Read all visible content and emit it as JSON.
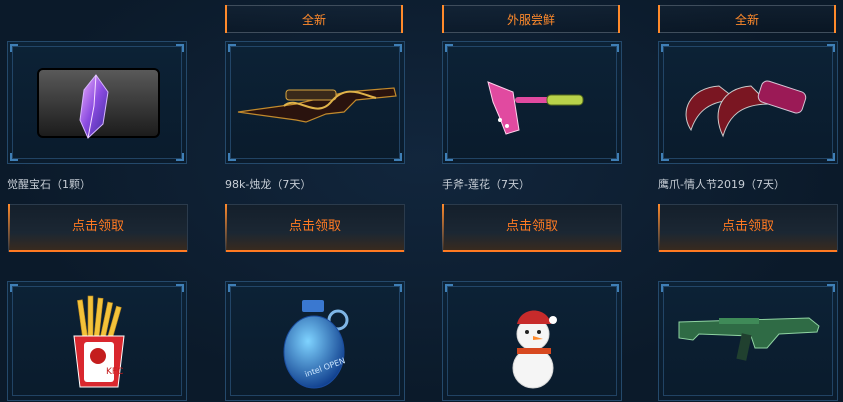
{
  "badges": [
    "全新",
    "外服尝鲜",
    "全新"
  ],
  "items": [
    {
      "name": "觉醒宝石（1颗）",
      "button": "点击领取"
    },
    {
      "name": "98k-烛龙（7天）",
      "button": "点击领取"
    },
    {
      "name": "手斧-莲花（7天）",
      "button": "点击领取"
    },
    {
      "name": "鹰爪-情人节2019（7天）",
      "button": "点击领取"
    }
  ],
  "row2": [
    {
      "icon": "fries-icon",
      "text": "KFC"
    },
    {
      "icon": "grenade-icon",
      "text": "intel OPEN"
    },
    {
      "icon": "snowman-icon"
    },
    {
      "icon": "smg-icon"
    }
  ],
  "colors": {
    "accent": "#ff7a22",
    "frame": "#24496b",
    "background": "#0b1a2a"
  }
}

---

** What is being asked **
Take the listing above and restate it word for word, without its pictures.

** Completed task **
Read all visible content and emit it as JSON.
{
  "badges": [
    "全新",
    "外服尝鲜",
    "全新"
  ],
  "items": [
    {
      "name": "觉醒宝石（1颗）",
      "button": "点击领取"
    },
    {
      "name": "98k-烛龙（7天）",
      "button": "点击领取"
    },
    {
      "name": "手斧-莲花（7天）",
      "button": "点击领取"
    },
    {
      "name": "鹰爪-情人节2019（7天）",
      "button": "点击领取"
    }
  ],
  "row2": [
    {
      "icon": "fries-icon",
      "text": "KFC"
    },
    {
      "icon": "grenade-icon",
      "text": "intel OPEN"
    },
    {
      "icon": "snowman-icon"
    },
    {
      "icon": "smg-icon"
    }
  ],
  "colors": {
    "accent": "#ff7a22",
    "frame": "#24496b",
    "background": "#0b1a2a"
  }
}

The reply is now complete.